*Your goal:* Each record below should be repeated precisely as written.

start

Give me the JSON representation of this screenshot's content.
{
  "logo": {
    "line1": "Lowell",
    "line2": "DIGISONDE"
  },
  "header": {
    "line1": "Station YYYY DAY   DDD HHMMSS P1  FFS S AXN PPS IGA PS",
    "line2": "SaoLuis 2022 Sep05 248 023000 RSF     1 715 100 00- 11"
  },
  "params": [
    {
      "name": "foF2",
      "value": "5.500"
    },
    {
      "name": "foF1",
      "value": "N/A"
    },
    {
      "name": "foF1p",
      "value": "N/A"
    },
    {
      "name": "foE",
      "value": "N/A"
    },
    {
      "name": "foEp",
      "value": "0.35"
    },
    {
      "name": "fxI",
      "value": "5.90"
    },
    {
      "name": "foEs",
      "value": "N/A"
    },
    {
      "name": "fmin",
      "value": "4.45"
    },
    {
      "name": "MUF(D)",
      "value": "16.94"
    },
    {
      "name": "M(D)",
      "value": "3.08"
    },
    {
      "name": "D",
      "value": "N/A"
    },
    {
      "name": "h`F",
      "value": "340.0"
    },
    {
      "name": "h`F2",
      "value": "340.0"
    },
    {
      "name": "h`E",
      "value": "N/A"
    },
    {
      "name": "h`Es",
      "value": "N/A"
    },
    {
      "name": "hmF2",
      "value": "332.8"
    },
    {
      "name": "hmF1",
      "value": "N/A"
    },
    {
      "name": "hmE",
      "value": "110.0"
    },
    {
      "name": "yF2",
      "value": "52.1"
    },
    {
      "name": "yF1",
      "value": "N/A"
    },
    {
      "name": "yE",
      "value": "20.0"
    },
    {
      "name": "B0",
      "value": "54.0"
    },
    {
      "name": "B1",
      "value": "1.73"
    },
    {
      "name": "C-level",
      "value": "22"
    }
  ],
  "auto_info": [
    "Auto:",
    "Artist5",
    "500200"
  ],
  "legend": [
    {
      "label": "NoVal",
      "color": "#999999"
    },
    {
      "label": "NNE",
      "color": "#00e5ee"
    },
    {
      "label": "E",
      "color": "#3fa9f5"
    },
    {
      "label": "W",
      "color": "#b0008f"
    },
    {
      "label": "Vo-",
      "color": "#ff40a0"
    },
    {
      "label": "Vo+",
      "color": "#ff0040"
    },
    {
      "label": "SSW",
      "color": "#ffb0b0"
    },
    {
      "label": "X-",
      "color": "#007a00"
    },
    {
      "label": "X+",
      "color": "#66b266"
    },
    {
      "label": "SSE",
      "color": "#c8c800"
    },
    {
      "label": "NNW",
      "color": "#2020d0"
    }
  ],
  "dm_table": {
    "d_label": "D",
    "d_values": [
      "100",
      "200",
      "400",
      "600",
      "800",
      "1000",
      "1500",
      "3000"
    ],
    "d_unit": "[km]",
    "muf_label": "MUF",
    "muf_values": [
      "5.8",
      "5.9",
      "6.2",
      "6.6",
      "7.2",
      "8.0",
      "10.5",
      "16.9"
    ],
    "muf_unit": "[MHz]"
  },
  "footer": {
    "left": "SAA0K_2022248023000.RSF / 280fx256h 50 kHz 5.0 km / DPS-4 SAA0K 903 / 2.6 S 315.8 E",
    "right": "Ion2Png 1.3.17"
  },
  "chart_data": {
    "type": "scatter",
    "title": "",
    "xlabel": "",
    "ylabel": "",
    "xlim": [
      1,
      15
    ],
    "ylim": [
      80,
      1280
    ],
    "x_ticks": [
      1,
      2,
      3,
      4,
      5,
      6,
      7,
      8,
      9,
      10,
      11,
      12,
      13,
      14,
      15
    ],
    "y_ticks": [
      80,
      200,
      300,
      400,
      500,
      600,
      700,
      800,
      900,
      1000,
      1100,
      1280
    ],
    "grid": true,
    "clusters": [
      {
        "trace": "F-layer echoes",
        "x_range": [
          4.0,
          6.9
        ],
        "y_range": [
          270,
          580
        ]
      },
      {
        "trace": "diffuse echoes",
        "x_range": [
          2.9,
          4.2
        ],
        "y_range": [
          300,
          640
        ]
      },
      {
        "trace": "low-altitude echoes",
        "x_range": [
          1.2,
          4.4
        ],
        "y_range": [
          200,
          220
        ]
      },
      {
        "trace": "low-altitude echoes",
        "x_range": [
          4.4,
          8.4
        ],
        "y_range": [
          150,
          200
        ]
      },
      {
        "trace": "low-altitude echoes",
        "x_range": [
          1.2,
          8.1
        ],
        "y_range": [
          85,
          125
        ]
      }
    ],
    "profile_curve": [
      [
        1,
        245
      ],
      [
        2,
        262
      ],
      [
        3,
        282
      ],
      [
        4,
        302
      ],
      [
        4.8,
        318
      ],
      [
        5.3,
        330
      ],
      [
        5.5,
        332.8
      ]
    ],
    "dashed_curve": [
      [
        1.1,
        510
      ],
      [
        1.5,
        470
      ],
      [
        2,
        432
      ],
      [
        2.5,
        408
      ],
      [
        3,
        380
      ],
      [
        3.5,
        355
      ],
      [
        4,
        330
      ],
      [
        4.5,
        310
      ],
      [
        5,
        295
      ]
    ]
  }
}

end

*Result of this exercise:*
Give me the JSON representation of this screenshot's content.
{
  "logo": {
    "line1": "Lowell",
    "line2": "DIGISONDE"
  },
  "header": {
    "line1": "Station YYYY DAY   DDD HHMMSS P1  FFS S AXN PPS IGA PS",
    "line2": "SaoLuis 2022 Sep05 248 023000 RSF     1 715 100 00- 11"
  },
  "params": [
    {
      "name": "foF2",
      "value": "5.500"
    },
    {
      "name": "foF1",
      "value": "N/A"
    },
    {
      "name": "foF1p",
      "value": "N/A"
    },
    {
      "name": "foE",
      "value": "N/A"
    },
    {
      "name": "foEp",
      "value": "0.35"
    },
    {
      "name": "fxI",
      "value": "5.90"
    },
    {
      "name": "foEs",
      "value": "N/A"
    },
    {
      "name": "fmin",
      "value": "4.45"
    },
    {
      "name": "MUF(D)",
      "value": "16.94"
    },
    {
      "name": "M(D)",
      "value": "3.08"
    },
    {
      "name": "D",
      "value": "N/A"
    },
    {
      "name": "h`F",
      "value": "340.0"
    },
    {
      "name": "h`F2",
      "value": "340.0"
    },
    {
      "name": "h`E",
      "value": "N/A"
    },
    {
      "name": "h`Es",
      "value": "N/A"
    },
    {
      "name": "hmF2",
      "value": "332.8"
    },
    {
      "name": "hmF1",
      "value": "N/A"
    },
    {
      "name": "hmE",
      "value": "110.0"
    },
    {
      "name": "yF2",
      "value": "52.1"
    },
    {
      "name": "yF1",
      "value": "N/A"
    },
    {
      "name": "yE",
      "value": "20.0"
    },
    {
      "name": "B0",
      "value": "54.0"
    },
    {
      "name": "B1",
      "value": "1.73"
    },
    {
      "name": "C-level",
      "value": "22"
    }
  ],
  "auto_info": [
    "Auto:",
    "Artist5",
    "500200"
  ],
  "legend": [
    {
      "label": "NoVal",
      "color": "#999999"
    },
    {
      "label": "NNE",
      "color": "#00e5ee"
    },
    {
      "label": "E",
      "color": "#3fa9f5"
    },
    {
      "label": "W",
      "color": "#b0008f"
    },
    {
      "label": "Vo-",
      "color": "#ff40a0"
    },
    {
      "label": "Vo+",
      "color": "#ff0040"
    },
    {
      "label": "SSW",
      "color": "#ffb0b0"
    },
    {
      "label": "X-",
      "color": "#007a00"
    },
    {
      "label": "X+",
      "color": "#66b266"
    },
    {
      "label": "SSE",
      "color": "#c8c800"
    },
    {
      "label": "NNW",
      "color": "#2020d0"
    }
  ],
  "dm_table": {
    "d_label": "D",
    "d_values": [
      "100",
      "200",
      "400",
      "600",
      "800",
      "1000",
      "1500",
      "3000"
    ],
    "d_unit": "[km]",
    "muf_label": "MUF",
    "muf_values": [
      "5.8",
      "5.9",
      "6.2",
      "6.6",
      "7.2",
      "8.0",
      "10.5",
      "16.9"
    ],
    "muf_unit": "[MHz]"
  },
  "footer": {
    "left": "SAA0K_2022248023000.RSF / 280fx256h 50 kHz 5.0 km / DPS-4 SAA0K 903 / 2.6 S 315.8 E",
    "right": "Ion2Png 1.3.17"
  },
  "chart_data": {
    "type": "scatter",
    "title": "",
    "xlabel": "",
    "ylabel": "",
    "xlim": [
      1,
      15
    ],
    "ylim": [
      80,
      1280
    ],
    "x_ticks": [
      1,
      2,
      3,
      4,
      5,
      6,
      7,
      8,
      9,
      10,
      11,
      12,
      13,
      14,
      15
    ],
    "y_ticks": [
      80,
      200,
      300,
      400,
      500,
      600,
      700,
      800,
      900,
      1000,
      1100,
      1280
    ],
    "grid": true,
    "clusters": [
      {
        "trace": "F-layer echoes",
        "x_range": [
          4.0,
          6.9
        ],
        "y_range": [
          270,
          580
        ]
      },
      {
        "trace": "diffuse echoes",
        "x_range": [
          2.9,
          4.2
        ],
        "y_range": [
          300,
          640
        ]
      },
      {
        "trace": "low-altitude echoes",
        "x_range": [
          1.2,
          4.4
        ],
        "y_range": [
          200,
          220
        ]
      },
      {
        "trace": "low-altitude echoes",
        "x_range": [
          4.4,
          8.4
        ],
        "y_range": [
          150,
          200
        ]
      },
      {
        "trace": "low-altitude echoes",
        "x_range": [
          1.2,
          8.1
        ],
        "y_range": [
          85,
          125
        ]
      }
    ],
    "profile_curve": [
      [
        1,
        245
      ],
      [
        2,
        262
      ],
      [
        3,
        282
      ],
      [
        4,
        302
      ],
      [
        4.8,
        318
      ],
      [
        5.3,
        330
      ],
      [
        5.5,
        332.8
      ]
    ],
    "dashed_curve": [
      [
        1.1,
        510
      ],
      [
        1.5,
        470
      ],
      [
        2,
        432
      ],
      [
        2.5,
        408
      ],
      [
        3,
        380
      ],
      [
        3.5,
        355
      ],
      [
        4,
        330
      ],
      [
        4.5,
        310
      ],
      [
        5,
        295
      ]
    ]
  }
}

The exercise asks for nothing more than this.